Items listed in a dataset:
• • • • • • •

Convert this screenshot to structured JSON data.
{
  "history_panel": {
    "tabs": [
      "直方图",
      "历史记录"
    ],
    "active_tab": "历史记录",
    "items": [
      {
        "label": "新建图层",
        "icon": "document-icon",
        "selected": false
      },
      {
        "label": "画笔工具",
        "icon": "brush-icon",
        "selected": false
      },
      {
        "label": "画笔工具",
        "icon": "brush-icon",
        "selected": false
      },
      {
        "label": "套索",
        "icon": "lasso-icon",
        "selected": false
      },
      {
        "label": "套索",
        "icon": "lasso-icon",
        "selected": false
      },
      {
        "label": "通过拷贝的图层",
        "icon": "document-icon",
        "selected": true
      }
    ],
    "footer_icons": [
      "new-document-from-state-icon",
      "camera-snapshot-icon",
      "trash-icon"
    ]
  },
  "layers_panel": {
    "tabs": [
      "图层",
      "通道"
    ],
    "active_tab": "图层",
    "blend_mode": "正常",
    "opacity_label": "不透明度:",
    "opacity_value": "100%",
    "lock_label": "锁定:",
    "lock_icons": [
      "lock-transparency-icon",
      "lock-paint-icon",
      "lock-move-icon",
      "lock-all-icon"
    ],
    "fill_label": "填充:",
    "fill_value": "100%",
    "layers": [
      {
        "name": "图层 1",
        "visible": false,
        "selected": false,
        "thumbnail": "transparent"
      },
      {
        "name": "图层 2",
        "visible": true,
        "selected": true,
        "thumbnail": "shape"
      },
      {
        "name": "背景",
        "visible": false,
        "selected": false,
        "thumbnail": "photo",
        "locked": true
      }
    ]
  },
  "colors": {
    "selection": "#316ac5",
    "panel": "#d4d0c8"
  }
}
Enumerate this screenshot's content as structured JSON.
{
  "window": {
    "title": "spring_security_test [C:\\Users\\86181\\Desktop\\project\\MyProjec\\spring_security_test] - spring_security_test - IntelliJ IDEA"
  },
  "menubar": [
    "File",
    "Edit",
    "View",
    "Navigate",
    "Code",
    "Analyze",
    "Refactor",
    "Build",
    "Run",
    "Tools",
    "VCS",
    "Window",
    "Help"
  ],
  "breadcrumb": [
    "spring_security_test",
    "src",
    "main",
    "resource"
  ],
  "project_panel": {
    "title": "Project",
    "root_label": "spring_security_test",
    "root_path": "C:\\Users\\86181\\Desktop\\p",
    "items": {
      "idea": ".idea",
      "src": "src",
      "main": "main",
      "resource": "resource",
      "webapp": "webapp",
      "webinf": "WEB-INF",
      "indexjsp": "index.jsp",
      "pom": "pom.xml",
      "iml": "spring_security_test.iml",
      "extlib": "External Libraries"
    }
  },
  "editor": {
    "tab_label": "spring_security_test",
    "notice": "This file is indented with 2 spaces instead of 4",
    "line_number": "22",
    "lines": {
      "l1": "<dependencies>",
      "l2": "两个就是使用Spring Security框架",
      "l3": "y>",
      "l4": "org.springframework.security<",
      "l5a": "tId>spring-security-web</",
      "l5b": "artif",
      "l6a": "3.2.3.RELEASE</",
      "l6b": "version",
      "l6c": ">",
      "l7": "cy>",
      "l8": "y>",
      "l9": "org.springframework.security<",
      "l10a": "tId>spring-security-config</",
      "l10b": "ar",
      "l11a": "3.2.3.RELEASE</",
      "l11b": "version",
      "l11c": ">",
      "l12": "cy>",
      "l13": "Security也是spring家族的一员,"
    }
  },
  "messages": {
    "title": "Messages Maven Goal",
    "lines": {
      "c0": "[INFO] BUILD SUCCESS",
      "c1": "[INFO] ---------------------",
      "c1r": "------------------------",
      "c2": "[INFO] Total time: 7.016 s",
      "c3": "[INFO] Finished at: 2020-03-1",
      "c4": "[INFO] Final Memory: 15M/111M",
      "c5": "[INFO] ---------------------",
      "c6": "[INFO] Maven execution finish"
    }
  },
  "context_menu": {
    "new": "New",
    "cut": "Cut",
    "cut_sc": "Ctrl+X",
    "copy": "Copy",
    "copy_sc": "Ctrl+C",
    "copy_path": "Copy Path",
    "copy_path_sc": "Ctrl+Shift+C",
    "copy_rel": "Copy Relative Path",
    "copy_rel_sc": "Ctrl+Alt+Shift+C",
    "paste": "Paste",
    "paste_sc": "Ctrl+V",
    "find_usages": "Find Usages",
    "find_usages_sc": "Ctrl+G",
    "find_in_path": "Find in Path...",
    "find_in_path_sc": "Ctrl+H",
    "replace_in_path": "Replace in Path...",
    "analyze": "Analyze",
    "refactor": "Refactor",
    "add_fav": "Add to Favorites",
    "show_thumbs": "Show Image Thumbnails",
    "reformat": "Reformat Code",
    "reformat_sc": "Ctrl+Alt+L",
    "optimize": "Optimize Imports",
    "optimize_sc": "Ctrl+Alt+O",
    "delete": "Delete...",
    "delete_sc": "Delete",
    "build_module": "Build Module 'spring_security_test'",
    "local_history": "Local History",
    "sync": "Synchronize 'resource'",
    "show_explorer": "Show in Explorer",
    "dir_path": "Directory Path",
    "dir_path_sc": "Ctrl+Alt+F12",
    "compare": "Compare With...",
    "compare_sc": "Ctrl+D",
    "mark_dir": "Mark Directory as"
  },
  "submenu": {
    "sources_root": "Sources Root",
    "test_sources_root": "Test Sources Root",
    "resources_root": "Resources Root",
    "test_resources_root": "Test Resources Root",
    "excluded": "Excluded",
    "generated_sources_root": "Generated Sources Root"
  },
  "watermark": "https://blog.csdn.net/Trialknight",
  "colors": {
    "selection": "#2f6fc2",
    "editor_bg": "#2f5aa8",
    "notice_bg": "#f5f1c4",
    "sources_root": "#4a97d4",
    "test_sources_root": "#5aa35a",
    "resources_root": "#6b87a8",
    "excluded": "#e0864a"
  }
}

• • • • • • •

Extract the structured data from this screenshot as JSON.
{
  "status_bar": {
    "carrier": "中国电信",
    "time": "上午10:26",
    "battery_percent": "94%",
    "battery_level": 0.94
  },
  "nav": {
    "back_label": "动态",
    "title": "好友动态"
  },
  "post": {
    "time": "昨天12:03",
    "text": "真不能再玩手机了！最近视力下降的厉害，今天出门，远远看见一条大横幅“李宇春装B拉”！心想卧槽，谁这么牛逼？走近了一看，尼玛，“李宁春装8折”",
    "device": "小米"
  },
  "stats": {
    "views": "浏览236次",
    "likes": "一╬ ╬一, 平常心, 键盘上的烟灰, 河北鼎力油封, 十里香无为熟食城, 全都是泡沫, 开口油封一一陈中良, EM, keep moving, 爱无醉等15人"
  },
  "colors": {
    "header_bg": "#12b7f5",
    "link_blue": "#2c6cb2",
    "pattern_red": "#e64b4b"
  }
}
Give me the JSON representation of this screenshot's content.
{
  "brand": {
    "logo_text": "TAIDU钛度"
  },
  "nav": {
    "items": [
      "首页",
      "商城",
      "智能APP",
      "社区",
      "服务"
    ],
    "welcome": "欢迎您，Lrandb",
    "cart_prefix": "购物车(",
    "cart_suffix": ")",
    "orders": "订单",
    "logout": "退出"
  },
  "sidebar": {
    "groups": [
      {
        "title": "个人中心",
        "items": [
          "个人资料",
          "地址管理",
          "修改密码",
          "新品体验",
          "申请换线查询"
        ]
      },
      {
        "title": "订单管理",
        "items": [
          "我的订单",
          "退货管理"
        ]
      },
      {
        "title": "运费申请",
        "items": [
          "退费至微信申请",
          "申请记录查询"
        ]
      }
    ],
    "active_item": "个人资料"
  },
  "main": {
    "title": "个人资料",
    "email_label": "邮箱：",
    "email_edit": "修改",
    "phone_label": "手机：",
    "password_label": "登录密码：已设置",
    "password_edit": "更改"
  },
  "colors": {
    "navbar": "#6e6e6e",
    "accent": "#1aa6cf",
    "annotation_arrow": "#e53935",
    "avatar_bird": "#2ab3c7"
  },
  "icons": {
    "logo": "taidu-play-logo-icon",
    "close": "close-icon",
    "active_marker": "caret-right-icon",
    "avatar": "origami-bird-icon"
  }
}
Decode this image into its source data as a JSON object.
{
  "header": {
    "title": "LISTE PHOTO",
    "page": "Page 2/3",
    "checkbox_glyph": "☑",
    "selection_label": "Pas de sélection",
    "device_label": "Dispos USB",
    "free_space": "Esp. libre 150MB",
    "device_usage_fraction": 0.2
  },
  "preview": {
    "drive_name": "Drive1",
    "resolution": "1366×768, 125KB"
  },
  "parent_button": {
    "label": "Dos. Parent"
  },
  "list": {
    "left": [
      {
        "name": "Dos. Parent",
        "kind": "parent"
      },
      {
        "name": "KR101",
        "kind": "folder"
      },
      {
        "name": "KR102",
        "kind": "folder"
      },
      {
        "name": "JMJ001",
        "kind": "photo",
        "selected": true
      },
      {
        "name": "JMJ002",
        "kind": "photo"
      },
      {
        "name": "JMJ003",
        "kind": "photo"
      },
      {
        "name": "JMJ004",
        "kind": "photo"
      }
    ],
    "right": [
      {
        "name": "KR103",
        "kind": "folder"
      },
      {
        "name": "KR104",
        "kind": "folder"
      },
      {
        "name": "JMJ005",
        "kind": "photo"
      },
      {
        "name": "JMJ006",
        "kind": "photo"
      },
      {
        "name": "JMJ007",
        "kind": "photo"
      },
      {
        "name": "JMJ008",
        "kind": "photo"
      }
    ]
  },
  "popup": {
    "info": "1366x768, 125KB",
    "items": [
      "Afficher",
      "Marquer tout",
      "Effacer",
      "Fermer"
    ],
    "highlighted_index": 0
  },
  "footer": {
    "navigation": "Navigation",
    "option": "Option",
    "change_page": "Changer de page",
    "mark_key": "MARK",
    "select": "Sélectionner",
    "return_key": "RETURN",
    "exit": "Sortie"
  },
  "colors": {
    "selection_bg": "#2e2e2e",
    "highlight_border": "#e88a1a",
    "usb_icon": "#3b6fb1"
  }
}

• • • • • • •

Instructions for the task -> Return all lines of the material above in which the word "title" occurs.

Solution ->
    "title": "spring_security_test [C:\\Users\\86181\\Desktop\\project\\MyProjec\\spring_security_test] - spring_security_test - IntelliJ IDEA"
    "title": "Project",
    "title": "Messages Maven Goal",
    "title": "好友动态"
        "title": "个人中心",
        "title": "订单管理",
        "title": "运费申请",
    "title": "个人资料",
    "title": "LISTE PHOTO",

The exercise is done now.